Your objective:
Work through the data line by line, gathering every line that has the word "this".

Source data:
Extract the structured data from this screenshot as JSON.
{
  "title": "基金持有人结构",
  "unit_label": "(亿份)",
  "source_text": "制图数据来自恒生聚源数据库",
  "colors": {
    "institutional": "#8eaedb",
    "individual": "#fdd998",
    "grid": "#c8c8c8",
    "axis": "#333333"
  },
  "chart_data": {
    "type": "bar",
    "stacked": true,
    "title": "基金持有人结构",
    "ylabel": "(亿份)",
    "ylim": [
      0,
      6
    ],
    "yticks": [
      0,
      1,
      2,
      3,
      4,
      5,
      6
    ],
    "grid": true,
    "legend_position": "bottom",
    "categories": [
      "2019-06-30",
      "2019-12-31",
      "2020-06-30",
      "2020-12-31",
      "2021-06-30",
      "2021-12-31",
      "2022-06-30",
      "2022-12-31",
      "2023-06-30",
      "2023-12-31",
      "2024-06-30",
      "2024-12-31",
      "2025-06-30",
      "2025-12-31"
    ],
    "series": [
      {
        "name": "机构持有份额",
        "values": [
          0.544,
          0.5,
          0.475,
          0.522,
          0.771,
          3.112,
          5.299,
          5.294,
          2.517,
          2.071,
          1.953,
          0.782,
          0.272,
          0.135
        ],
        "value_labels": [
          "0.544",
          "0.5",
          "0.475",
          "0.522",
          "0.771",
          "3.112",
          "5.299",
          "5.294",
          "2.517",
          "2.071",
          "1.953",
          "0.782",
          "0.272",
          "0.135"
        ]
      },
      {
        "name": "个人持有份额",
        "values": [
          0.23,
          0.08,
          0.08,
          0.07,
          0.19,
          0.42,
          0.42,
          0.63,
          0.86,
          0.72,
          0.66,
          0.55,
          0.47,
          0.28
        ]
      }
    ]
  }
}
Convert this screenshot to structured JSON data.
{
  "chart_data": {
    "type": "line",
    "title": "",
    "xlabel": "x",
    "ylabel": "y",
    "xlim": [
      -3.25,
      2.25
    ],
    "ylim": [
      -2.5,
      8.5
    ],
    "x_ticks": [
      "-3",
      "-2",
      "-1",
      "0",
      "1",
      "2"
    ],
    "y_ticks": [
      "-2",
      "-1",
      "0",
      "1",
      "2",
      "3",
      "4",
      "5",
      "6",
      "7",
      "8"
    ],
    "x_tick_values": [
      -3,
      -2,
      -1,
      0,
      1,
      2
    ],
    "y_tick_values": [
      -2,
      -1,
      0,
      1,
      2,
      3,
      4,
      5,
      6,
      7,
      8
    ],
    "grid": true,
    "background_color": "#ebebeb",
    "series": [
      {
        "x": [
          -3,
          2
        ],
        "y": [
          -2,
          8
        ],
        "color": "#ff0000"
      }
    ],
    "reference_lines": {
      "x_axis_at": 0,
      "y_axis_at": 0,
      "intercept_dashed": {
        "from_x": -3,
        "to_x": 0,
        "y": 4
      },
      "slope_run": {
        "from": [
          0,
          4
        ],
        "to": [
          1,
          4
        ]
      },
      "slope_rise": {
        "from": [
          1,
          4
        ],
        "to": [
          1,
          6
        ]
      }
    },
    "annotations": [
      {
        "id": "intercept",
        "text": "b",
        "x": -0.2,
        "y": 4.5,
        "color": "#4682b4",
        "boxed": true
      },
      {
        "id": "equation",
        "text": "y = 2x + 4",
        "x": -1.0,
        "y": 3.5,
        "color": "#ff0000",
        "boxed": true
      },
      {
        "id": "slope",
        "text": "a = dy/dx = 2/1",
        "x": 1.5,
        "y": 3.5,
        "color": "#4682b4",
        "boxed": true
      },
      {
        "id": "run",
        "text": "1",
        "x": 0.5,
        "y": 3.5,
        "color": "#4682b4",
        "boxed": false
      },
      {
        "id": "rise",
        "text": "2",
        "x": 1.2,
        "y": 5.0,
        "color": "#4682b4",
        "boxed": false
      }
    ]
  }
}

Final result:
Extract the structured data from this screenshot as JSON.
Convert this screenshot to structured JSON data.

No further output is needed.